WHAT IS EXPECTED:
Lay out every line of the listing below as a Markdown table with two columns, Row and Line, where Row is the line's number and Line is its text, and leave out any blank lines.

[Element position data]
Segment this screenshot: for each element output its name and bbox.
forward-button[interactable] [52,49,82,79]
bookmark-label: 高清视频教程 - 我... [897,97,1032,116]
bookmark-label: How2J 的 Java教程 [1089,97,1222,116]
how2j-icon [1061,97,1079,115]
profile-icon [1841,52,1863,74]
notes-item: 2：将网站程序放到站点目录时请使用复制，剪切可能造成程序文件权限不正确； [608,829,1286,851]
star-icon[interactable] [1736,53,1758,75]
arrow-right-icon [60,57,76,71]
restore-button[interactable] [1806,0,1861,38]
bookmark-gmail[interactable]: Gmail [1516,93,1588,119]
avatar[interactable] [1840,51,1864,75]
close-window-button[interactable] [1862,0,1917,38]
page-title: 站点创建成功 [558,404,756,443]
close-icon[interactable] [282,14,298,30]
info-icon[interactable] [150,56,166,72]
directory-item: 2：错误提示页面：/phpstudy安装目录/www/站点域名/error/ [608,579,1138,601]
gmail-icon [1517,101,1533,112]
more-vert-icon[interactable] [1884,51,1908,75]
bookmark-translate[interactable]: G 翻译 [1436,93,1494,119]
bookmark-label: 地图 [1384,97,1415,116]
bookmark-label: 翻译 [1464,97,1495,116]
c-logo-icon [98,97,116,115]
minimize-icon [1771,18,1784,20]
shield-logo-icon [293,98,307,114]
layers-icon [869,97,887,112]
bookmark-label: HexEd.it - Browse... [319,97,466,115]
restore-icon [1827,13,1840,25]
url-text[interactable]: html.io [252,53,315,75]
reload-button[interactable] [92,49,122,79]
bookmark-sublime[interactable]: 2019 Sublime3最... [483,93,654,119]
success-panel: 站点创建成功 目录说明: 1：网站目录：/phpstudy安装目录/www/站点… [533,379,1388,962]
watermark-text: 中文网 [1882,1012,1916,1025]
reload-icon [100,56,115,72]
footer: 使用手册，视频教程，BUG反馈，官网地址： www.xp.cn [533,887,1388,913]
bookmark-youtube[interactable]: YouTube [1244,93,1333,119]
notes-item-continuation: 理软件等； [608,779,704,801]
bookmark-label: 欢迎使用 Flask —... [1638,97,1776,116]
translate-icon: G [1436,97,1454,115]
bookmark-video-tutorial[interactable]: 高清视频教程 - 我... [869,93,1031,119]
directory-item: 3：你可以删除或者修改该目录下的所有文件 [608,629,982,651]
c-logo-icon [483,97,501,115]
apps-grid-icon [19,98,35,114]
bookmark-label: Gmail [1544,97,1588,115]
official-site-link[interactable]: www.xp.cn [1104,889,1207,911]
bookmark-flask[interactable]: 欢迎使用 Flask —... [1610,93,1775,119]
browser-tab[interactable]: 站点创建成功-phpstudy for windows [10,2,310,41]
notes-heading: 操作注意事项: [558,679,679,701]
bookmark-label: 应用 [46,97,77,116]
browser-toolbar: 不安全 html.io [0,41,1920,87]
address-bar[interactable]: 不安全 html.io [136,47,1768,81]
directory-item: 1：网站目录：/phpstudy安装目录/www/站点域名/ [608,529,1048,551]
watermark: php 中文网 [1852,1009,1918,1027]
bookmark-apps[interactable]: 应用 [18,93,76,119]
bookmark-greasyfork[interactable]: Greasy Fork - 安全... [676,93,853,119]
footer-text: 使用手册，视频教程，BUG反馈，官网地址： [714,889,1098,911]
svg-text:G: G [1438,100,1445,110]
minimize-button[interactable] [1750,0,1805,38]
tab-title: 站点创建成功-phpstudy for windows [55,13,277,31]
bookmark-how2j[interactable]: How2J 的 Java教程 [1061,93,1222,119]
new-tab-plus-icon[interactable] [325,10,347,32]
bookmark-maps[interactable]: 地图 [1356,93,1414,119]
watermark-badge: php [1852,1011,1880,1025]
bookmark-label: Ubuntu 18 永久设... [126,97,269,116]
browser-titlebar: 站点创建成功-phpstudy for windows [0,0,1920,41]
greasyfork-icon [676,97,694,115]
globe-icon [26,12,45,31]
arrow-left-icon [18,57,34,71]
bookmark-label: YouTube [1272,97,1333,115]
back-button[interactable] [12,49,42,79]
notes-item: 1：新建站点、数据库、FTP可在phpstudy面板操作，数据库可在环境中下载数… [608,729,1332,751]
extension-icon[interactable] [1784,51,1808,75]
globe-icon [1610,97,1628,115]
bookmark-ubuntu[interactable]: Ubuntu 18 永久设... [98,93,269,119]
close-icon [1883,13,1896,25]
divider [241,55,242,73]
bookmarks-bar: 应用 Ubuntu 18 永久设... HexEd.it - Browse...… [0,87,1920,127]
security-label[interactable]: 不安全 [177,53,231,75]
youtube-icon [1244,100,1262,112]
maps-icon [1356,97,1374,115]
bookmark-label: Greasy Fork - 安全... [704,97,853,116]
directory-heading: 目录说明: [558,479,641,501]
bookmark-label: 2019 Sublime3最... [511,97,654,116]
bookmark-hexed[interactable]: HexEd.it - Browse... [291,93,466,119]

TASK OUTPUT:
| Row | Line |
|---|---|
| 1 | Segment this screenshot: for each element output its name and bbox. |
| 2 | forward-button[interactable] [52,49,82,79] |
| 3 | bookmark-label: 高清视频教程 - 我... [897,97,1032,116] |
| 4 | bookmark-label: How2J 的 Java教程 [1089,97,1222,116] |
| 5 | how2j-icon [1061,97,1079,115] |
| 6 | profile-icon [1841,52,1863,74] |
| 7 | notes-item: 2：将网站程序放到站点目录时请使用复制，剪切可能造成程序文件权限不正确； [608,829,1286,851] |
| 8 | star-icon[interactable] [1736,53,1758,75] |
| 9 | arrow-right-icon [60,57,76,71] |
| 10 | restore-button[interactable] [1806,0,1861,38] |
| 11 | bookmark-gmail[interactable]: Gmail [1516,93,1588,119] |
| 12 | avatar[interactable] [1840,51,1864,75] |
| 13 | close-window-button[interactable] [1862,0,1917,38] |
| 14 | page-title: 站点创建成功 [558,404,756,443] |
| 15 | close-icon[interactable] [282,14,298,30] |
| 16 | info-icon[interactable] [150,56,166,72] |
| 17 | directory-item: 2：错误提示页面：/phpstudy安装目录/www/站点域名/error/ [608,579,1138,601] |
| 18 | gmail-icon [1517,101,1533,112] |
| 19 | more-vert-icon[interactable] [1884,51,1908,75] |
| 20 | bookmark-translate[interactable]: G 翻译 [1436,93,1494,119] |
| 21 | bookmark-label: 地图 [1384,97,1415,116] |
| 22 | bookmark-label: 翻译 [1464,97,1495,116] |
| 23 | c-logo-icon [98,97,116,115] |
| 24 | minimize-icon [1771,18,1784,20] |
| 25 | shield-logo-icon [293,98,307,114] |
| 26 | layers-icon [869,97,887,112] |
| 27 | bookmark-label: HexEd.it - Browse... [319,97,466,115] |
| 28 | restore-icon [1827,13,1840,25] |
| 29 | url-text[interactable]: html.io [252,53,315,75] |
| 30 | reload-button[interactable] [92,49,122,79] |
| 31 | bookmark-sublime[interactable]: 2019 Sublime3最... [483,93,654,119] |
| 32 | success-panel: 站点创建成功 目录说明: 1：网站目录：/phpstudy安装目录/www/站点… [533,379,1388,962] |
| 33 | watermark-text: 中文网 [1882,1012,1916,1025] |
| 34 | reload-icon [100,56,115,72] |
| 35 | footer: 使用手册，视频教程，BUG反馈，官网地址： www.xp.cn [533,887,1388,913] |
| 36 | bookmark-youtube[interactable]: YouTube [1244,93,1333,119] |
| 37 | notes-item-continuation: 理软件等； [608,779,704,801] |
| 38 | bookmark-label: 欢迎使用 Flask —... [1638,97,1776,116] |
| 39 | translate-icon: G [1436,97,1454,115] |
| 40 | bookmark-video-tutorial[interactable]: 高清视频教程 - 我... [869,93,1031,119] |
| 41 | directory-item: 3：你可以删除或者修改该目录下的所有文件 [608,629,982,651] |
| 42 | c-logo-icon [483,97,501,115] |
| 43 | apps-grid-icon [19,98,35,114] |
| 44 | bookmark-label: Gmail [1544,97,1588,115] |
| 45 | official-site-link[interactable]: www.xp.cn [1104,889,1207,911] |
| 46 | bookmark-flask[interactable]: 欢迎使用 Flask —... [1610,93,1775,119] |
| 47 | browser-tab[interactable]: 站点创建成功-phpstudy for windows [10,2,310,41] |
| 48 | notes-heading: 操作注意事项: [558,679,679,701] |
| 49 | bookmark-label: 应用 [46,97,77,116] |
| 50 | browser-toolbar: 不安全 html.io [0,41,1920,87] |
| 51 | address-bar[interactable]: 不安全 html.io [136,47,1768,81] |
| 52 | directory-item: 1：网站目录：/phpstudy安装目录/www/站点域名/ [608,529,1048,551] |
| 53 | watermark: php 中文网 [1852,1009,1918,1027] |
| 54 | bookmark-apps[interactable]: 应用 [18,93,76,119] |
| 55 | bookmark-greasyfork[interactable]: Greasy Fork - 安全... [676,93,853,119] |
| 56 | footer-text: 使用手册，视频教程，BUG反馈，官网地址： [714,889,1098,911] |
| 57 | svg-text:G: G [1438,100,1445,110] |
| 58 | minimize-button[interactable] [1750,0,1805,38] |
| 59 | tab-title: 站点创建成功-phpstudy for windows [55,13,277,31] |
| 60 | bookmark-how2j[interactable]: How2J 的 Java教程 [1061,93,1222,119] |
| 61 | new-tab-plus-icon[interactable] [325,10,347,32] |
| 62 | bookmark-maps[interactable]: 地图 [1356,93,1414,119] |
| 63 | watermark-badge: php [1852,1011,1880,1025] |
| 64 | bookmark-label: Ubuntu 18 永久设... [126,97,269,116] |
| 65 | browser-titlebar: 站点创建成功-phpstudy for windows [0,0,1920,41] |
| 66 | greasyfork-icon [676,97,694,115] |
| 67 | globe-icon [26,12,45,31] |
| 68 | arrow-left-icon [18,57,34,71] |
| 69 | bookmark-label: YouTube [1272,97,1333,115] |
| 70 | back-button[interactable] [12,49,42,79] |
| 71 | notes-item: 1：新建站点、数据库、FTP可在phpstudy面板操作，数据库可在环境中下载数… [608,729,1332,751] |
| 72 | extension-icon[interactable] [1784,51,1808,75] |
| 73 | globe-icon [1610,97,1628,115] |
| 74 | bookmark-ubuntu[interactable]: Ubuntu 18 永久设... [98,93,269,119] |
| 75 | close-icon [1883,13,1896,25] |
| 76 | divider [241,55,242,73] |
| 77 | bookmarks-bar: 应用 Ubuntu 18 永久设... HexEd.it - Browse...… [0,87,1920,127] |
| 78 | security-label[interactable]: 不安全 [177,53,231,75] |
| 79 | youtube-icon [1244,100,1262,112] |
| 80 | maps-icon [1356,97,1374,115] |
| 81 | bookmark-label: Greasy Fork - 安全... [704,97,853,116] |
| 82 | directory-heading: 目录说明: [558,479,641,501] |
| 83 | bookmark-label: 2019 Sublime3最... [511,97,654,116] |
| 84 | bookmark-hexed[interactable]: HexEd.it - Browse... [291,93,466,119] |